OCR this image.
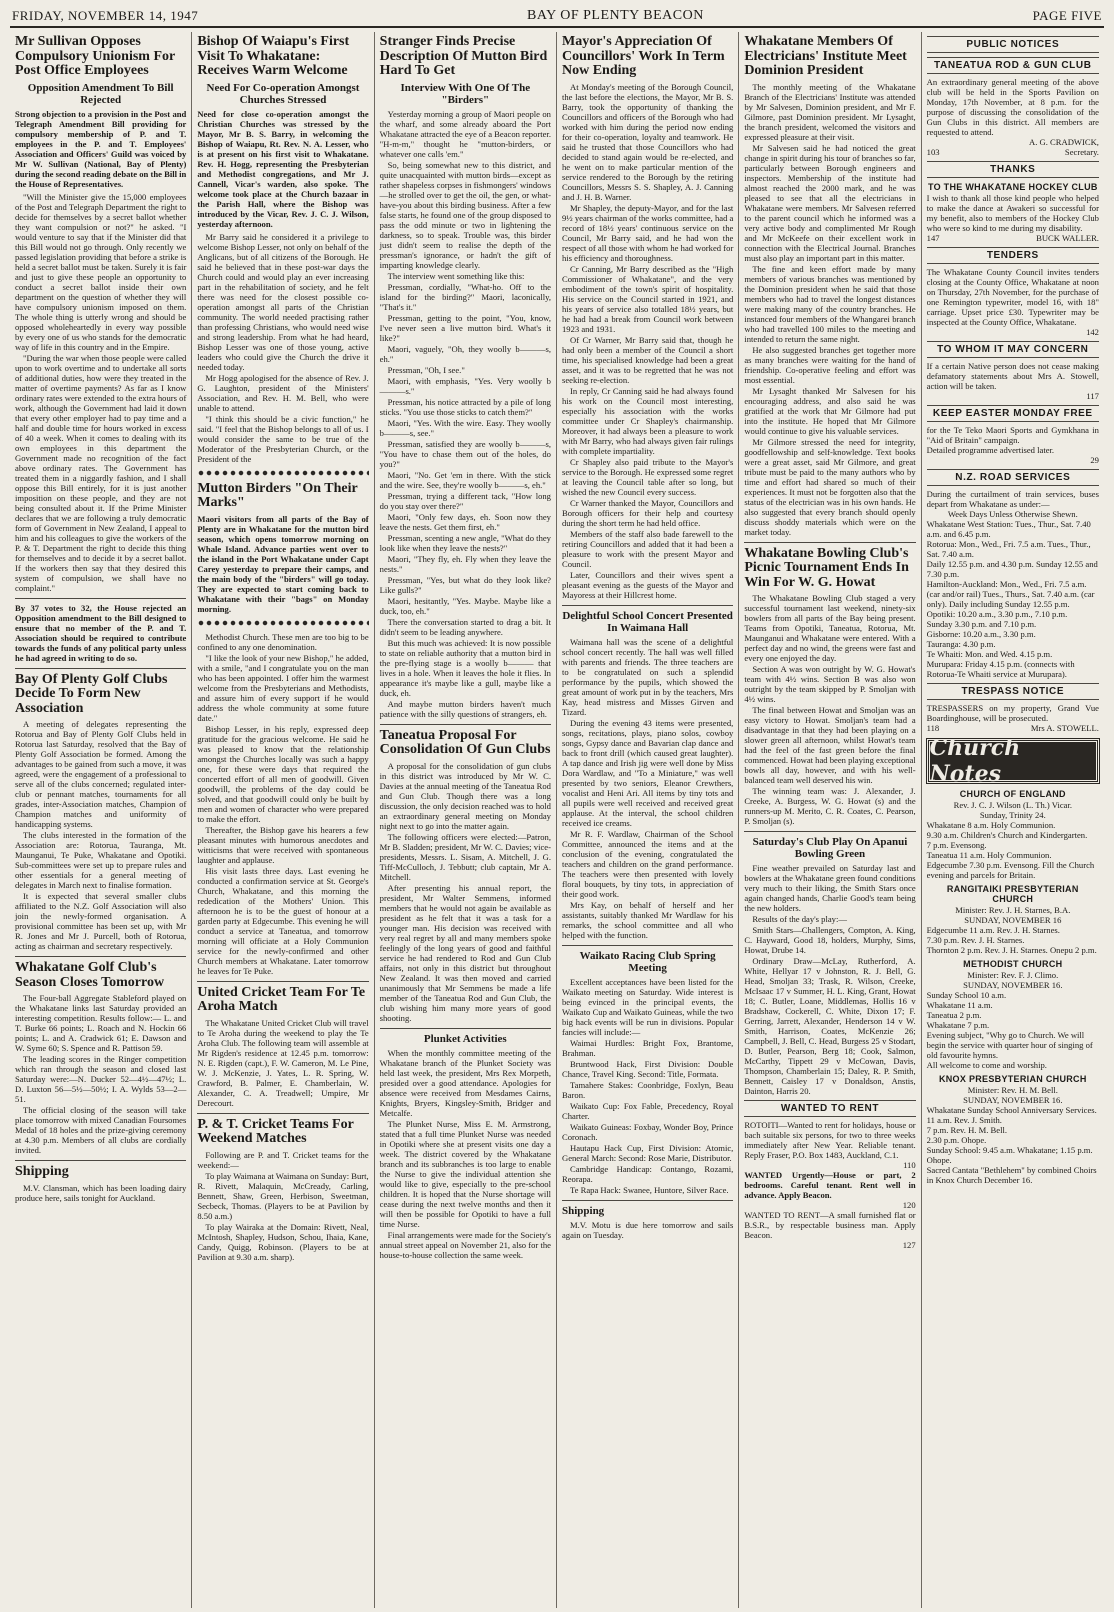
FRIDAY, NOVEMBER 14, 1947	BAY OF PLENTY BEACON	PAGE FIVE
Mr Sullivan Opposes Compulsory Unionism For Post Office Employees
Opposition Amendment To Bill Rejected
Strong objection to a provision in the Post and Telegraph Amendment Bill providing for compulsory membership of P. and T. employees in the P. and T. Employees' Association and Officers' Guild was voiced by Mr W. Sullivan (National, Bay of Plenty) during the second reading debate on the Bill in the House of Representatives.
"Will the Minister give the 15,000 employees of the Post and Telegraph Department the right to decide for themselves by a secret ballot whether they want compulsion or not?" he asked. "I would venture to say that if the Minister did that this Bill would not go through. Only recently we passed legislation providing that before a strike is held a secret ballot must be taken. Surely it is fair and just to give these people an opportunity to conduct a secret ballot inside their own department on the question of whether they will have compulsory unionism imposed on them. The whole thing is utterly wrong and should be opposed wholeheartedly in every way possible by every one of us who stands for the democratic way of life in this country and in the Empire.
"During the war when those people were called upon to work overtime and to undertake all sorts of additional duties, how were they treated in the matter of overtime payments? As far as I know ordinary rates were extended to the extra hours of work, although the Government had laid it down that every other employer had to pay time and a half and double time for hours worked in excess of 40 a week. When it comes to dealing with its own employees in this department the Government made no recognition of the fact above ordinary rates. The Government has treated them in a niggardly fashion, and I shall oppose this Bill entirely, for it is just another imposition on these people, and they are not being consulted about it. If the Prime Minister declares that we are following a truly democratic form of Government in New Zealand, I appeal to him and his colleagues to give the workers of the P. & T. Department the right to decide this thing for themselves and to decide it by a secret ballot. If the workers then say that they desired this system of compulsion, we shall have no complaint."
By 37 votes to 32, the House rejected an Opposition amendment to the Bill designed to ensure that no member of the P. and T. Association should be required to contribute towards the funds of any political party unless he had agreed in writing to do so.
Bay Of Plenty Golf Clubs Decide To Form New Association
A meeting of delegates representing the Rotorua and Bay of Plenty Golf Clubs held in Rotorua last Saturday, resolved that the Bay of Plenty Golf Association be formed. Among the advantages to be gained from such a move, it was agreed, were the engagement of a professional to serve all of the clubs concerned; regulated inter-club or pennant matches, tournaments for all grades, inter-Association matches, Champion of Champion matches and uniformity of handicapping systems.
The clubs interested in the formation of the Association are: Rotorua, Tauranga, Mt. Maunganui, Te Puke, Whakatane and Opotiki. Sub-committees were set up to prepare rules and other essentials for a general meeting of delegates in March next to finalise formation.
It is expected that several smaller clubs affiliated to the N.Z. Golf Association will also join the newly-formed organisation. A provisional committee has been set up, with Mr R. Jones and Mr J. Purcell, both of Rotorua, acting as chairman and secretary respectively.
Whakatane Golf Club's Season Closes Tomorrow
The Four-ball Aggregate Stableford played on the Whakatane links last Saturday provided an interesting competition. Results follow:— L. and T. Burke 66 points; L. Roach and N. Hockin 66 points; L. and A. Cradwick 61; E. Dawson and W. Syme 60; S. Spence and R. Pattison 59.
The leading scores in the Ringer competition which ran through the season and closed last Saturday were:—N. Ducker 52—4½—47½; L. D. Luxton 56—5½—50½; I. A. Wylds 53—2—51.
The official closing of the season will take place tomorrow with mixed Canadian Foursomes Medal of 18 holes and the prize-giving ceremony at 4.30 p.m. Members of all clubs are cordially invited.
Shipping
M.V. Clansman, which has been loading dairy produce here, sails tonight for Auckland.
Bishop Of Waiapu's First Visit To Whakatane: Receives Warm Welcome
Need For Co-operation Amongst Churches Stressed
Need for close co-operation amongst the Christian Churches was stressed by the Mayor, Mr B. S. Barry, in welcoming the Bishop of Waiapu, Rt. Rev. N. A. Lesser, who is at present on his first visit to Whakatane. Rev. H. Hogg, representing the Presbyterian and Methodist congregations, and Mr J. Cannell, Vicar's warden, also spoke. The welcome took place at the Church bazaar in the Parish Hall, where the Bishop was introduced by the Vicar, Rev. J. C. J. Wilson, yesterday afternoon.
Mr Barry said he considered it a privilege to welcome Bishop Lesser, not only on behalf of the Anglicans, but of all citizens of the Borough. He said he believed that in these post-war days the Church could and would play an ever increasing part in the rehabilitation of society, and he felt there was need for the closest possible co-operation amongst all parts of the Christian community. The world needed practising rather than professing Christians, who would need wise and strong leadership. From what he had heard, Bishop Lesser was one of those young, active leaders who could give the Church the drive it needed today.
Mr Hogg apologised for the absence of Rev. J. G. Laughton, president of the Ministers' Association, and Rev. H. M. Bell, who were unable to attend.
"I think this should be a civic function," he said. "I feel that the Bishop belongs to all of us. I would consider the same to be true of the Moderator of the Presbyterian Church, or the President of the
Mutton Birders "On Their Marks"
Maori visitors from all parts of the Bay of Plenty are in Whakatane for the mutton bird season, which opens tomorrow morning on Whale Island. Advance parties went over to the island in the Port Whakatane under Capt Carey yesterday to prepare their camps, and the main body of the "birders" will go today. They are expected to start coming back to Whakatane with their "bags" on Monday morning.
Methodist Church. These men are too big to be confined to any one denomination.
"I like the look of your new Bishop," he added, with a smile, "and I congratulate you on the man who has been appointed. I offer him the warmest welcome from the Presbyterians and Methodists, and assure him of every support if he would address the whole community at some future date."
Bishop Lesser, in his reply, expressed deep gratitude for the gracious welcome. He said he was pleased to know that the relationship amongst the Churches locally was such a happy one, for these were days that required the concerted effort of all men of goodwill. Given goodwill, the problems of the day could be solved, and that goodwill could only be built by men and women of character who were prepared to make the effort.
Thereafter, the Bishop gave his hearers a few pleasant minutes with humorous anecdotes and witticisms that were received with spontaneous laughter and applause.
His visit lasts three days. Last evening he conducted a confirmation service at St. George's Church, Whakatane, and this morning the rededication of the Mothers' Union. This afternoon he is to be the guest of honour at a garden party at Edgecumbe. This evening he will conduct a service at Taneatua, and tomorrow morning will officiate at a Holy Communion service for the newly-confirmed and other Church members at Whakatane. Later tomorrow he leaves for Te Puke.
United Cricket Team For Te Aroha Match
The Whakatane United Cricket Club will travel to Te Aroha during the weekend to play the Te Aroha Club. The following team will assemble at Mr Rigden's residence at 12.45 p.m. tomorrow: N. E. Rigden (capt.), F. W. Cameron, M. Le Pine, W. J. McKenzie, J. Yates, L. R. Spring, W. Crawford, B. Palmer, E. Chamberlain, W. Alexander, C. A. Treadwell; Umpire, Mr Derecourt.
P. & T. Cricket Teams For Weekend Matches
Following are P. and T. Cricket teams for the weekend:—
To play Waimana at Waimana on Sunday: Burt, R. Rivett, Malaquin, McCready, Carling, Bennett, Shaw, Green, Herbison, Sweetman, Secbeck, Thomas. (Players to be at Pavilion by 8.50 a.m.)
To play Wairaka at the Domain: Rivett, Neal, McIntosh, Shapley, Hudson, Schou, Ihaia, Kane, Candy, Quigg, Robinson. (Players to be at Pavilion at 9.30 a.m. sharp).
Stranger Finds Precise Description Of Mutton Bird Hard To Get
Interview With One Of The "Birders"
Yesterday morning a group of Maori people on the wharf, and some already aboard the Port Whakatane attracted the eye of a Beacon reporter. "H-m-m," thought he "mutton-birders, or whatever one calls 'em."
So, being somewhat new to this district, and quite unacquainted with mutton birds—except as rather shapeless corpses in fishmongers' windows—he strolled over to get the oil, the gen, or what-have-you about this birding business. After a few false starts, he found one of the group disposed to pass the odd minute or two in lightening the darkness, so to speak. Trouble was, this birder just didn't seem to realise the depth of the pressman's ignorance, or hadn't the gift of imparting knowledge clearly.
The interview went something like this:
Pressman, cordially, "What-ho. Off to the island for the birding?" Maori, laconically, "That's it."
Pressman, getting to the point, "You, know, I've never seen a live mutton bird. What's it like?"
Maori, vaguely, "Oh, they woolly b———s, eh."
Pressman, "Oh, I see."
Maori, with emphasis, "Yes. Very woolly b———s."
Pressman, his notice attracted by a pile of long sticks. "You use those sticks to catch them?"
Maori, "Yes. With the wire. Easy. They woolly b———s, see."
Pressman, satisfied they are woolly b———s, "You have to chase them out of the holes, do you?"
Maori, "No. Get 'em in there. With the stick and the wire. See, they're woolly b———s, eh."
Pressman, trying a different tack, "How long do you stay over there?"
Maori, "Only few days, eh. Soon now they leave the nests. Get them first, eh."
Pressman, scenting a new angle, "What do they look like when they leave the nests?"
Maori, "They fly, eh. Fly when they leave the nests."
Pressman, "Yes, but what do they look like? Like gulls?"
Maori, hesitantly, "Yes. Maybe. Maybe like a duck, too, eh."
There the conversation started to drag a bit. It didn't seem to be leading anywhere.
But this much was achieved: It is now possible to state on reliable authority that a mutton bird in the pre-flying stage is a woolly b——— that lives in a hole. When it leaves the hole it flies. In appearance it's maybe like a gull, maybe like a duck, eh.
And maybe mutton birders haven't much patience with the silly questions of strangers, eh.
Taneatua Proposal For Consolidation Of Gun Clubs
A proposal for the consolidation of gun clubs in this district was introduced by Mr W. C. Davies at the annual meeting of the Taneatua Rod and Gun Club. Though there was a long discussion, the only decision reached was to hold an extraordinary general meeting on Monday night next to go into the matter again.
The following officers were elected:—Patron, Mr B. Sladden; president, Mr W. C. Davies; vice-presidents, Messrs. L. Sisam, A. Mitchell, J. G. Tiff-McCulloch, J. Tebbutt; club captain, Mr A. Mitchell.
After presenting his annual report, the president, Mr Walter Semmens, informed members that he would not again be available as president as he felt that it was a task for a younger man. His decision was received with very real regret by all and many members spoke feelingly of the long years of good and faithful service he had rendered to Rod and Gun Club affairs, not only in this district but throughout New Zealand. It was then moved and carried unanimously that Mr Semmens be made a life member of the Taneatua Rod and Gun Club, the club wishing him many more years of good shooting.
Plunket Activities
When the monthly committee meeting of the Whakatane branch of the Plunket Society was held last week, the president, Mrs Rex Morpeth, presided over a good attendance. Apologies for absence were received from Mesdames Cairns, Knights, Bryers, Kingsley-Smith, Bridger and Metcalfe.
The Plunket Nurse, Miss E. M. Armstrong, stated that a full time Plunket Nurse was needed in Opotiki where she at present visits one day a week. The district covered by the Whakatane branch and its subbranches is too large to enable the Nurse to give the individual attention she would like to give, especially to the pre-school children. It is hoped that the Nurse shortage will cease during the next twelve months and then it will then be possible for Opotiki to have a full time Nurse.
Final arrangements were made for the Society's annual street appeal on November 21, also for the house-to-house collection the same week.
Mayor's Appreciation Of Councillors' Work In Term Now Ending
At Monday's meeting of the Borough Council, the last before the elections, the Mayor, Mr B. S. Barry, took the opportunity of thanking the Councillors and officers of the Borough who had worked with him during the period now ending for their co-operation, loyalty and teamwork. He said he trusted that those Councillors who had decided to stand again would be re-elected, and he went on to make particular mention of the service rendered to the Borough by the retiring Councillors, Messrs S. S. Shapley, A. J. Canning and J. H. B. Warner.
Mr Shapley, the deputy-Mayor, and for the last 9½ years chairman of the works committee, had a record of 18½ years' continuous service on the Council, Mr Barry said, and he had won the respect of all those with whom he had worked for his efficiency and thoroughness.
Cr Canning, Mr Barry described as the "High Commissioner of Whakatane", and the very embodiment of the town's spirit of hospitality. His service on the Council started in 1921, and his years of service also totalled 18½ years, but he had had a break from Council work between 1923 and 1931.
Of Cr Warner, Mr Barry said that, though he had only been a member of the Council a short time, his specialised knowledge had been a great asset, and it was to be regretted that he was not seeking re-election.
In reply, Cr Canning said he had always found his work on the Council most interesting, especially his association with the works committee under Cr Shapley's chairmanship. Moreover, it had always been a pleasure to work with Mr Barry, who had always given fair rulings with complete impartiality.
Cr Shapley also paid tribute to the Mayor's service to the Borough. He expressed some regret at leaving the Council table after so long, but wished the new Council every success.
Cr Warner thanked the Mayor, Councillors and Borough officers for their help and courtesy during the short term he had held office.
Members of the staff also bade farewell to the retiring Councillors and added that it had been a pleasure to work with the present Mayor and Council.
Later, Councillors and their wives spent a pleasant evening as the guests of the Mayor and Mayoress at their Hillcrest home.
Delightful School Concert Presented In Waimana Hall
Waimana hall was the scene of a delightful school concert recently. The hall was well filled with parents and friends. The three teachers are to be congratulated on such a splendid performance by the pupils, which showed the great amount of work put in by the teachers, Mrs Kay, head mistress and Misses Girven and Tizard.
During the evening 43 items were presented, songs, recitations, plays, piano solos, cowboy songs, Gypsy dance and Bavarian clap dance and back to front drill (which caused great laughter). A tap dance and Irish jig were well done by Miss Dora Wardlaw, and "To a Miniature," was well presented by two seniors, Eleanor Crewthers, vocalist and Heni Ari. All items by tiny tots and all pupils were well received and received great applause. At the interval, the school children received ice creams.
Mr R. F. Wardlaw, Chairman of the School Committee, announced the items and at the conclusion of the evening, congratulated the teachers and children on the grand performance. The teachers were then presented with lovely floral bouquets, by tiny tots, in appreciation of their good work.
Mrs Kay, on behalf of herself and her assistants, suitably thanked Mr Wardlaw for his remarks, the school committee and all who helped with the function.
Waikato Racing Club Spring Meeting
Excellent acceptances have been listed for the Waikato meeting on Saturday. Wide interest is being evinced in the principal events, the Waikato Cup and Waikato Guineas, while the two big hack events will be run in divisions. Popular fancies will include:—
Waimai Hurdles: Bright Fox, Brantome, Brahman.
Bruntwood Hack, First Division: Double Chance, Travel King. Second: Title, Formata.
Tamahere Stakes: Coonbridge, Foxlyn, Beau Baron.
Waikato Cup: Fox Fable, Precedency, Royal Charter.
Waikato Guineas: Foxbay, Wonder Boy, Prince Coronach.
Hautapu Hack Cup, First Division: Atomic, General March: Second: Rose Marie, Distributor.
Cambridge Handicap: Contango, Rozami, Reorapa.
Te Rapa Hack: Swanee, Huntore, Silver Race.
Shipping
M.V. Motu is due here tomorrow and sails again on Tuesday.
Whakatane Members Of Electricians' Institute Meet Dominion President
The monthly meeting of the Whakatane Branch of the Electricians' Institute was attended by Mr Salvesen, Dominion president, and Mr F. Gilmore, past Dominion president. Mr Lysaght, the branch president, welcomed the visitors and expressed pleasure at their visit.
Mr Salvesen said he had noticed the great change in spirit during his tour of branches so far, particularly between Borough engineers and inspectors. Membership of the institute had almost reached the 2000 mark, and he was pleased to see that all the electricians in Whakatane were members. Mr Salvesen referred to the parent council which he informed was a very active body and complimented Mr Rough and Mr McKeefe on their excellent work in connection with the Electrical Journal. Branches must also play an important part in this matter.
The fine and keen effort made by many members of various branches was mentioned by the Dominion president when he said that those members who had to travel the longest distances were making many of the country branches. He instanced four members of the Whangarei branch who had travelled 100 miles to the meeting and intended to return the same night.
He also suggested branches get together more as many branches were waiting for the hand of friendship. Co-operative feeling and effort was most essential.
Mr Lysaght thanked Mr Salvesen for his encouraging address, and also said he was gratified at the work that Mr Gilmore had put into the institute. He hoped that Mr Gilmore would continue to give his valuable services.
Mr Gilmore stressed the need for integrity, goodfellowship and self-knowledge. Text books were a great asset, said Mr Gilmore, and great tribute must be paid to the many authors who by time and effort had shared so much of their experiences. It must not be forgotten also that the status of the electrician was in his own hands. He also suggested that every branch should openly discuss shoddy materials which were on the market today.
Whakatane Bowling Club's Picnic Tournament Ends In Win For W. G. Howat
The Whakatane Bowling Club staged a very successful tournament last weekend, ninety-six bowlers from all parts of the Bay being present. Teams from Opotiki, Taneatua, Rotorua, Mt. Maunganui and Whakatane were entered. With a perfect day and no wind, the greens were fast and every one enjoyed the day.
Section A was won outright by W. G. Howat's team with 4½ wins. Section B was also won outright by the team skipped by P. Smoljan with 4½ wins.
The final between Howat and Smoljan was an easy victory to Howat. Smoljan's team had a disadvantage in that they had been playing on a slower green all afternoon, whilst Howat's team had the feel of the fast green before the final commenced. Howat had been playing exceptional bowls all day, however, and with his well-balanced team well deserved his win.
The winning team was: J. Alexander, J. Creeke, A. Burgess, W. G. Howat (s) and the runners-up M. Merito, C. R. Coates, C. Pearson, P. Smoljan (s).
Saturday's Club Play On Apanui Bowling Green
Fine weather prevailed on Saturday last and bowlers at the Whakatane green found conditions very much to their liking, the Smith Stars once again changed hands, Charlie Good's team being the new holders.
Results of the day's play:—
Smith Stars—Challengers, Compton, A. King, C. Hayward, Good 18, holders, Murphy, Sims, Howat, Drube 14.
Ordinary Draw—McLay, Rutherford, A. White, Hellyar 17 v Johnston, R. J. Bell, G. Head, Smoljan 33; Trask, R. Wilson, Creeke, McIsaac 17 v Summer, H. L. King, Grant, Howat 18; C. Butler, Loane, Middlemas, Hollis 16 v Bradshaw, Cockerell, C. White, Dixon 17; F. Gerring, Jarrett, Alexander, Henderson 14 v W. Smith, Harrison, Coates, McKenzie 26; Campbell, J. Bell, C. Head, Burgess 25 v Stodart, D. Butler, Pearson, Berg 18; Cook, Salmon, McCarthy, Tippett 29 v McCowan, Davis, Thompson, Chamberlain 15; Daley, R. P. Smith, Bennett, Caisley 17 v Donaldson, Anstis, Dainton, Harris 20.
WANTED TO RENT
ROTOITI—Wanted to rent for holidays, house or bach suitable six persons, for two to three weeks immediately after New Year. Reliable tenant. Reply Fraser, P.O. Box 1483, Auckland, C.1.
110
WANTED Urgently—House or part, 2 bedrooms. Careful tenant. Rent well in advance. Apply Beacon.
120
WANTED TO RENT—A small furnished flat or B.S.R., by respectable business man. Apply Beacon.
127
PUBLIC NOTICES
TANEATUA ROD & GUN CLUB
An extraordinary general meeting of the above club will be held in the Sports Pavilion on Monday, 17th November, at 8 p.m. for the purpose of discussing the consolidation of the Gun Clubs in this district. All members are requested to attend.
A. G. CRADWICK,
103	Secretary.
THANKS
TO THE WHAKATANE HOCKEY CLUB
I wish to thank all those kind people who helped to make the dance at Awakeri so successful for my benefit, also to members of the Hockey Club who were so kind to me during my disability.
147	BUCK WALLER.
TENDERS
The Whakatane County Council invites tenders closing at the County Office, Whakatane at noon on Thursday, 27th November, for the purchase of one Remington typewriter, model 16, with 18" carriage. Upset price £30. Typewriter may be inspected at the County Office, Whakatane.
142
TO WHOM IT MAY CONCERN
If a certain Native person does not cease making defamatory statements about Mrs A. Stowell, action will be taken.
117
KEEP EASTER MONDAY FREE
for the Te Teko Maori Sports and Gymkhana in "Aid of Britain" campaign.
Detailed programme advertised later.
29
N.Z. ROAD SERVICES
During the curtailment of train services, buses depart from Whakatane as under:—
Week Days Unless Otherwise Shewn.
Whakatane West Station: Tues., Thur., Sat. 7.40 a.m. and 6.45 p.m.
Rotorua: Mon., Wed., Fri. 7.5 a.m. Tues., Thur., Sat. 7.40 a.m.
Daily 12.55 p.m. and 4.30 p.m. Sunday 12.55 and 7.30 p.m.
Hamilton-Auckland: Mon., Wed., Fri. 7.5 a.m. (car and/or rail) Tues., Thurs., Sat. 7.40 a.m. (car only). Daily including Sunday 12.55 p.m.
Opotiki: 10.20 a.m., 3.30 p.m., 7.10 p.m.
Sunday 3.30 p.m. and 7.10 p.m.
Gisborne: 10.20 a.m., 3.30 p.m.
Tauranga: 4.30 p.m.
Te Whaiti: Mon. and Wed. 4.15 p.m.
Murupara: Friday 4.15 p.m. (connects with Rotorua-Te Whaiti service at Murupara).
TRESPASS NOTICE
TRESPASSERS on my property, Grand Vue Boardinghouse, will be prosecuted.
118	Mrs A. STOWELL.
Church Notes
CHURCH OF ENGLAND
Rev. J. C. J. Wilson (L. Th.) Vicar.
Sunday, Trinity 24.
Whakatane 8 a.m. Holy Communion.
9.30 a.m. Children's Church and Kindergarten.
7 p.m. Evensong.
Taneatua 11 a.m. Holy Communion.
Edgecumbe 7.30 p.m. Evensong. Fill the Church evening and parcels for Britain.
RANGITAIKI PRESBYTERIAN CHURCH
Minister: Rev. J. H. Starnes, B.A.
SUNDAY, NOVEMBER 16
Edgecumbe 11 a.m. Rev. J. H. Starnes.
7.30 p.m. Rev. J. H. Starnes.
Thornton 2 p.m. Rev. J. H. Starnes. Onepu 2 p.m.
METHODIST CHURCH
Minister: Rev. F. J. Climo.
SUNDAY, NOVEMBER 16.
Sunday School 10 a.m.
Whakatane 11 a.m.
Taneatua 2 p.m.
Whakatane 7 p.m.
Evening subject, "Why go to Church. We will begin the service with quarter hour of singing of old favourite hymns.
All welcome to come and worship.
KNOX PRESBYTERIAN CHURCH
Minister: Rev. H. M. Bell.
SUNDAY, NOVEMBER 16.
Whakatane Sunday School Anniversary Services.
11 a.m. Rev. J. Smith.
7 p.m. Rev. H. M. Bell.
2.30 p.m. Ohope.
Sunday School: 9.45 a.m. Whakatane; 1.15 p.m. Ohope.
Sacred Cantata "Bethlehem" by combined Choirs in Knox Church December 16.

◇ ◇ ◇ ◇

§ **What is needed**:
Scan the entries above for the word "seem" and collect each line holding it.

§ **Result**:
So, being somewhat new to this district, and quite unacquainted with mutton birds—except as rather shapeless corpses in fishmongers' windows—he strolled over to get the oil, the gen, or what-have-you about this birding business. After a few false starts, he found one of the group disposed to pass the odd minute or two in lightening the darkness, so to speak. Trouble was, this birder just didn't seem to realise the depth of the pressman's ignorance, or hadn't the gift of imparting knowledge clearly.
There the conversation started to drag a bit. It didn't seem to be leading anywhere.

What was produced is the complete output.